◆ Provided information:
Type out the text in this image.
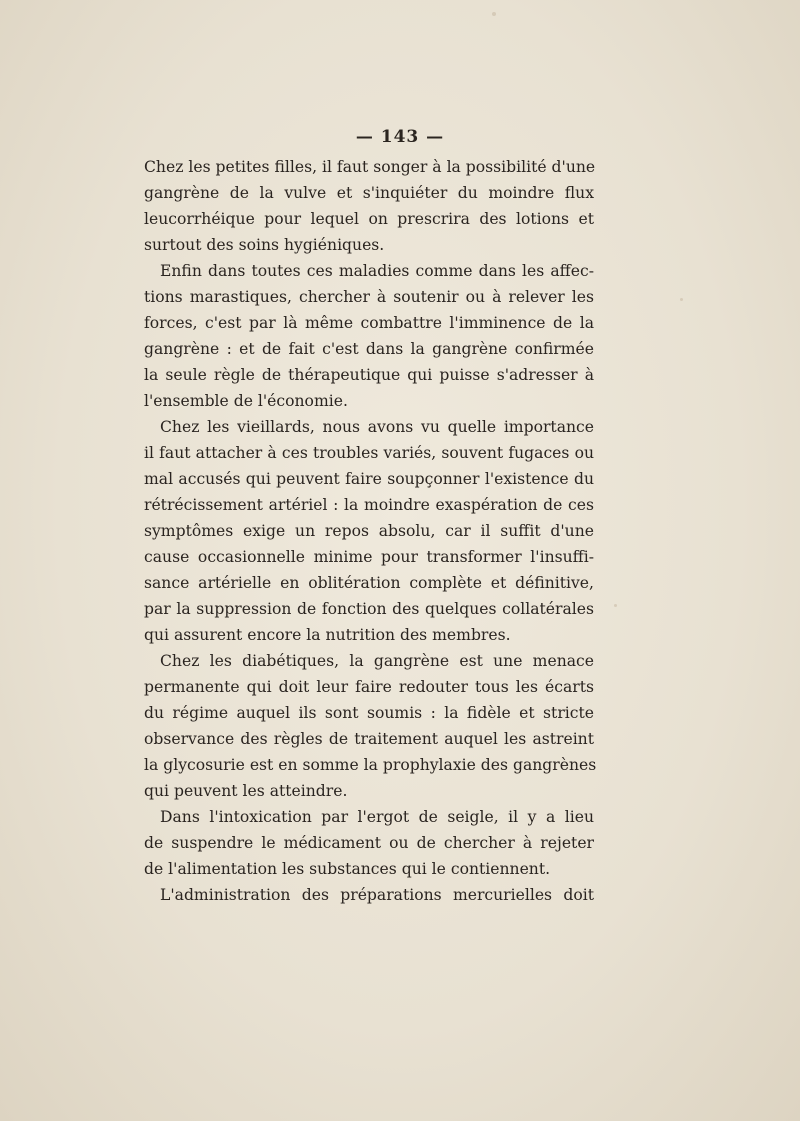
— 143 —
Chez les petites filles, il faut songer à la possibilité d'une
gangrène de la vulve et s'inquiéter du moindre flux
leucorrhéique pour lequel on prescrira des lotions et
surtout des soins hygiéniques.
Enfin dans toutes ces maladies comme dans les affec-
tions marastiques, chercher à soutenir ou à relever les
forces, c'est par là même combattre l'imminence de la
gangrène : et de fait c'est dans la gangrène confirmée
la seule règle de thérapeutique qui puisse s'adresser à
l'ensemble de l'économie.
Chez les vieillards, nous avons vu quelle importance
il faut attacher à ces troubles variés, souvent fugaces ou
mal accusés qui peuvent faire soupçonner l'existence du
rétrécissement artériel : la moindre exaspération de ces
symptômes exige un repos absolu, car il suffit d'une
cause occasionnelle minime pour transformer l'insuffi-
sance artérielle en oblitération complète et définitive,
par la suppression de fonction des quelques collatérales
qui assurent encore la nutrition des membres.
Chez les diabétiques, la gangrène est une menace
permanente qui doit leur faire redouter tous les écarts
du régime auquel ils sont soumis : la fidèle et stricte
observance des règles de traitement auquel les astreint
la glycosurie est en somme la prophylaxie des gangrènes
qui peuvent les atteindre.
Dans l'intoxication par l'ergot de seigle, il y a lieu
de suspendre le médicament ou de chercher à rejeter
de l'alimentation les substances qui le contiennent.
L'administration des préparations mercurielles doit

◆ Problem details:
The records above should be reproduced exactly, with no pictures included.

◆ Result for this task:
Type out the text in this image.
— 143 —
Chez les petites filles, il faut songer à la possibilité d'une
gangrène de la vulve et s'inquiéter du moindre flux
leucorrhéique pour lequel on prescrira des lotions et
surtout des soins hygiéniques.
Enfin dans toutes ces maladies comme dans les affec-
tions marastiques, chercher à soutenir ou à relever les
forces, c'est par là même combattre l'imminence de la
gangrène : et de fait c'est dans la gangrène confirmée
la seule règle de thérapeutique qui puisse s'adresser à
l'ensemble de l'économie.
Chez les vieillards, nous avons vu quelle importance
il faut attacher à ces troubles variés, souvent fugaces ou
mal accusés qui peuvent faire soupçonner l'existence du
rétrécissement artériel : la moindre exaspération de ces
symptômes exige un repos absolu, car il suffit d'une
cause occasionnelle minime pour transformer l'insuffi-
sance artérielle en oblitération complète et définitive,
par la suppression de fonction des quelques collatérales
qui assurent encore la nutrition des membres.
Chez les diabétiques, la gangrène est une menace
permanente qui doit leur faire redouter tous les écarts
du régime auquel ils sont soumis : la fidèle et stricte
observance des règles de traitement auquel les astreint
la glycosurie est en somme la prophylaxie des gangrènes
qui peuvent les atteindre.
Dans l'intoxication par l'ergot de seigle, il y a lieu
de suspendre le médicament ou de chercher à rejeter
de l'alimentation les substances qui le contiennent.
L'administration des préparations mercurielles doit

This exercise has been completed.